◆ To be done
Each record is to be transcribed exactly.

◆ Recorded data
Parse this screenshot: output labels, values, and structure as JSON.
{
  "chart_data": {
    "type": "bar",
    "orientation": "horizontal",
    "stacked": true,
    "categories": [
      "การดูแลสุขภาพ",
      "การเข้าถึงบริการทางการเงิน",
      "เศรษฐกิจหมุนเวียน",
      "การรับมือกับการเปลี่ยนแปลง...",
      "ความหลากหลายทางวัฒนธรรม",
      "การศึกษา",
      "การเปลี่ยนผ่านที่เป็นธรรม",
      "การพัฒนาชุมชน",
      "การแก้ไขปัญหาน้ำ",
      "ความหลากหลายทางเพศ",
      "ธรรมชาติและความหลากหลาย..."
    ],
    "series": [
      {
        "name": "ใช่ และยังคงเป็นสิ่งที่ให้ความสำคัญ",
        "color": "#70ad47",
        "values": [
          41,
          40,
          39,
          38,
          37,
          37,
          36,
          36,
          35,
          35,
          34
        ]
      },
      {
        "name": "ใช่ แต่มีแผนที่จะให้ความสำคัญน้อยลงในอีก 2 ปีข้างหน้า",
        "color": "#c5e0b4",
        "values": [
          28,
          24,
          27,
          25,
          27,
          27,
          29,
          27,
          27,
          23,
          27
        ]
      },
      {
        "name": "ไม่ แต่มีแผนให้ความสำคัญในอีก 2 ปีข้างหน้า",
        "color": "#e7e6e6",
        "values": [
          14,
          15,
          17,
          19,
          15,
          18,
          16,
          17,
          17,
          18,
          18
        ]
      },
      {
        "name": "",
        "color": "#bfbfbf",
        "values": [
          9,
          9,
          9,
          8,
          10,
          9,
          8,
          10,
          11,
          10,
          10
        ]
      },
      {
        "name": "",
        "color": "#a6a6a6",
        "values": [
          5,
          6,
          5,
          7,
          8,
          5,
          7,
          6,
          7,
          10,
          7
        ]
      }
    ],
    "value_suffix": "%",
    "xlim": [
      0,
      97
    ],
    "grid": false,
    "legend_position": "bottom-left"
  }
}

◆ Finished exercise
Parse this screenshot: output labels, values, and structure as JSON.
{
  "chart_data": {
    "type": "bar",
    "orientation": "horizontal",
    "stacked": true,
    "categories": [
      "การดูแลสุขภาพ",
      "การเข้าถึงบริการทางการเงิน",
      "เศรษฐกิจหมุนเวียน",
      "การรับมือกับการเปลี่ยนแปลง...",
      "ความหลากหลายทางวัฒนธรรม",
      "การศึกษา",
      "การเปลี่ยนผ่านที่เป็นธรรม",
      "การพัฒนาชุมชน",
      "การแก้ไขปัญหาน้ำ",
      "ความหลากหลายทางเพศ",
      "ธรรมชาติและความหลากหลาย..."
    ],
    "series": [
      {
        "name": "ใช่ และยังคงเป็นสิ่งที่ให้ความสำคัญ",
        "color": "#70ad47",
        "values": [
          41,
          40,
          39,
          38,
          37,
          37,
          36,
          36,
          35,
          35,
          34
        ]
      },
      {
        "name": "ใช่ แต่มีแผนที่จะให้ความสำคัญน้อยลงในอีก 2 ปีข้างหน้า",
        "color": "#c5e0b4",
        "values": [
          28,
          24,
          27,
          25,
          27,
          27,
          29,
          27,
          27,
          23,
          27
        ]
      },
      {
        "name": "ไม่ แต่มีแผนให้ความสำคัญในอีก 2 ปีข้างหน้า",
        "color": "#e7e6e6",
        "values": [
          14,
          15,
          17,
          19,
          15,
          18,
          16,
          17,
          17,
          18,
          18
        ]
      },
      {
        "name": "",
        "color": "#bfbfbf",
        "values": [
          9,
          9,
          9,
          8,
          10,
          9,
          8,
          10,
          11,
          10,
          10
        ]
      },
      {
        "name": "",
        "color": "#a6a6a6",
        "values": [
          5,
          6,
          5,
          7,
          8,
          5,
          7,
          6,
          7,
          10,
          7
        ]
      }
    ],
    "value_suffix": "%",
    "xlim": [
      0,
      97
    ],
    "grid": false,
    "legend_position": "bottom-left"
  }
}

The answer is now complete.